→ **Set problem 1**
In the records, swap "collapsible enclosure" for "folding enclosure" in the lines from the one containing "Patent image size: (523, 544)." through the one containing "The chain 148 is at (148, 489).", changing nothing else, and return only those lines.

→ **Quoted passage**

[PATCH] btrfs: test balance and send running in parallel

From: fdmanana@kernel.org
To: fstests@vger.kernel.org
Cc: linux-btrfs@vger.kernel.org, Filipe Manana <fdmanana@suse.com>
Subject: [PATCH] btrfs: test balance and send running in parallel
Date: Mon, 22 Nov 2021 12:04:58 +0000	[thread overview]
Message-ID: <f0bab9b2c90444bcb2612d8e6d6d71c447c01179.1637582346.git.fdmanana@suse.com> (raw)

From: Filipe Manana <fdmanana@suse.com>

Test that send and balance can run in parallel, without failures and
producing correct results.

Before kernel 5.3 it was possible to run both operations in parallel,
however it was buggy and caused sporadic failures due to races, so it was
disabled in kernel 5.3 by commit 9e967495e0e0ae ("Btrfs: prevent send
failures and crashes due to concurrent relocation"). There is a now a
patch that enables both operations to safely run in parallel, and it has
the following subject:

    "btrfs: make send work with concurrent block group relocation"

This also serves the purpose of testing a succession of incremental send
operations, where we have a bunch of snapshots of the same subvolume and
we keep doing an incremental send using the previous snapshot as the
parent.

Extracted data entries
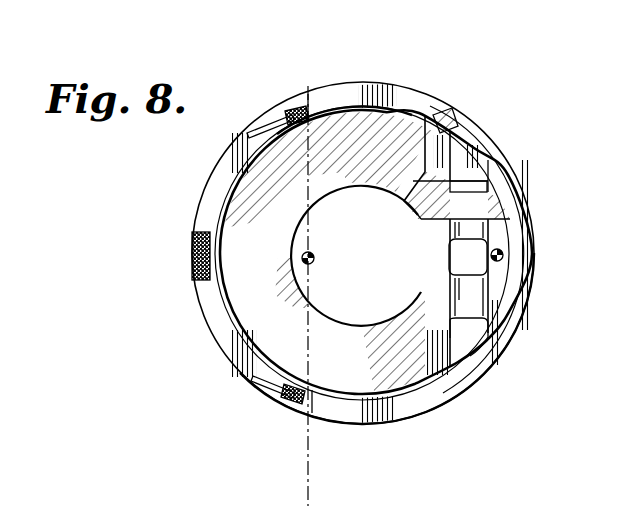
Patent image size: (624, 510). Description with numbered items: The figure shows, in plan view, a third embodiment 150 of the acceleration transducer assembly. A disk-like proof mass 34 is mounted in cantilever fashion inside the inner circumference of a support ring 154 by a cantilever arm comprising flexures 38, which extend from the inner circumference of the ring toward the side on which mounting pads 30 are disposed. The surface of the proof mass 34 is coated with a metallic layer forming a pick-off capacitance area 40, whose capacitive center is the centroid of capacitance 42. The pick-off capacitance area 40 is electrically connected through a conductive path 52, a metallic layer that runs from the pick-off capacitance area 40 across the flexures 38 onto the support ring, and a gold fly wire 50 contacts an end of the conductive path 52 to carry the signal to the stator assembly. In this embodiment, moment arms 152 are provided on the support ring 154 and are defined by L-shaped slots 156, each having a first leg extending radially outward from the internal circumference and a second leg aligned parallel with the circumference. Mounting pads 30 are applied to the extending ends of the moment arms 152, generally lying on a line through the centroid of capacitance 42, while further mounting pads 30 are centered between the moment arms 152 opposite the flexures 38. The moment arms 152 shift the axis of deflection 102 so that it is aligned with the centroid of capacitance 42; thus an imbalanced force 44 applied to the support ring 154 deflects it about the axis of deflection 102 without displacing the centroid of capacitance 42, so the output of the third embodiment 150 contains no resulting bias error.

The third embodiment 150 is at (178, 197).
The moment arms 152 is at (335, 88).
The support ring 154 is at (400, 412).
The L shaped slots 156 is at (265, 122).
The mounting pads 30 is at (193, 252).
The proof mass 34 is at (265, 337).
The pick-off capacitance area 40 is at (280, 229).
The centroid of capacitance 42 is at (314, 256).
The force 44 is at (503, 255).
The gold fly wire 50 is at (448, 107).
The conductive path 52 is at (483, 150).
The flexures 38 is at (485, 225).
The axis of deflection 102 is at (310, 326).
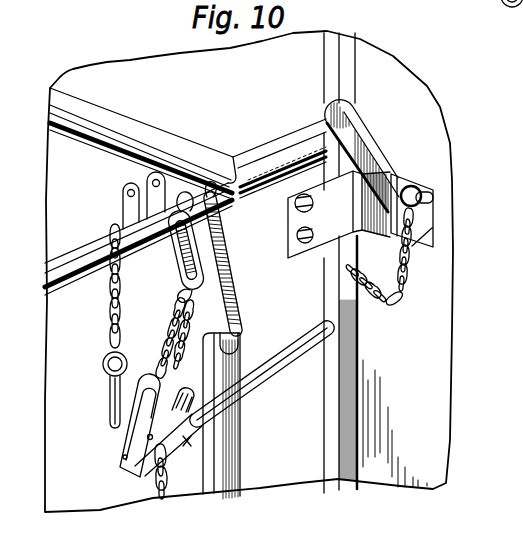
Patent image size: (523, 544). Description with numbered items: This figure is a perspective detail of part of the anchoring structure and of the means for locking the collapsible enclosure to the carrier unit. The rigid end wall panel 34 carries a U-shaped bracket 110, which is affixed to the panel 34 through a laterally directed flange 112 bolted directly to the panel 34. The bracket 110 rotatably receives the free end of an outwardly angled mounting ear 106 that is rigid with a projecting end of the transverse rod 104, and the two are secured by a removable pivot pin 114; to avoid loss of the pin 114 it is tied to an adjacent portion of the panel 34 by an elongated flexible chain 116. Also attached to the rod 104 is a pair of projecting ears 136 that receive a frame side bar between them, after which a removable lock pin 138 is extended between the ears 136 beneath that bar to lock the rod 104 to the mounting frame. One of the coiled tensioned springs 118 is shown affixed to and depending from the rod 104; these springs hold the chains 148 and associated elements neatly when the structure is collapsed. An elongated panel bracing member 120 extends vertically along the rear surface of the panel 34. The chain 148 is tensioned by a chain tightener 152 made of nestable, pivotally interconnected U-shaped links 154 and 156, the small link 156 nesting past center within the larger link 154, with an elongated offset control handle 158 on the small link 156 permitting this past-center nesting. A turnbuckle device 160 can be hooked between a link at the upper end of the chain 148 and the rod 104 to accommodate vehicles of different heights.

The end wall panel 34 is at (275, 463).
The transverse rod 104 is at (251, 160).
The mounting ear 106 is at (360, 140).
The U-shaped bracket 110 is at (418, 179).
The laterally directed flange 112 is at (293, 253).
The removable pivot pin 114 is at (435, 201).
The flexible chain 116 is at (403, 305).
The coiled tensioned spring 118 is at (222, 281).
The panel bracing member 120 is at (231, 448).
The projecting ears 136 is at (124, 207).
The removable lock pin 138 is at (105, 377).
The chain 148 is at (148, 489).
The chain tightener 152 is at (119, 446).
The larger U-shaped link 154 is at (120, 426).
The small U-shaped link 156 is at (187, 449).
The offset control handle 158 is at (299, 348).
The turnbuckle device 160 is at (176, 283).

→ **Set problem 2**
According to the btrfs patch, in which kernel version was running send and balance in parallel disabled?

→ **Response 1**
Patent image size: (523, 544). Description with numbered items: This figure is a perspective detail of part of the anchoring structure and of the means for locking the folding enclosure to the carrier unit. The rigid end wall panel 34 carries a U-shaped bracket 110, which is affixed to the panel 34 through a laterally directed flange 112 bolted directly to the panel 34. The bracket 110 rotatably receives the free end of an outwardly angled mounting ear 106 that is rigid with a projecting end of the transverse rod 104, and the two are secured by a removable pivot pin 114; to avoid loss of the pin 114 it is tied to an adjacent portion of the panel 34 by an elongated flexible chain 116. Also attached to the rod 104 is a pair of projecting ears 136 that receive a frame side bar between them, after which a removable lock pin 138 is extended between the ears 136 beneath that bar to lock the rod 104 to the mounting frame. One of the coiled tensioned springs 118 is shown affixed to and depending from the rod 104; these springs hold the chains 148 and associated elements neatly when the structure is collapsed. An elongated panel bracing member 120 extends vertically along the rear surface of the panel 34. The chain 148 is tensioned by a chain tightener 152 made of nestable, pivotally interconnected U-shaped links 154 and 156, the small link 156 nesting past center within the larger link 154, with an elongated offset control handle 158 on the small link 156 permitting this past-center nesting. A turnbuckle device 160 can be hooked between a link at the upper end of the chain 148 and the rod 104 to accommodate vehicles of different heights.

The end wall panel 34 is at (275, 463).
The transverse rod 104 is at (251, 160).
The mounting ear 106 is at (360, 140).
The U-shaped bracket 110 is at (418, 179).
The laterally directed flange 112 is at (293, 253).
The removable pivot pin 114 is at (435, 201).
The flexible chain 116 is at (403, 305).
The coiled tensioned spring 118 is at (222, 281).
The panel bracing member 120 is at (231, 448).
The projecting ears 136 is at (124, 207).
The removable lock pin 138 is at (105, 377).
The chain 148 is at (148, 489).

→ **Response 2**
Kernel 5.3.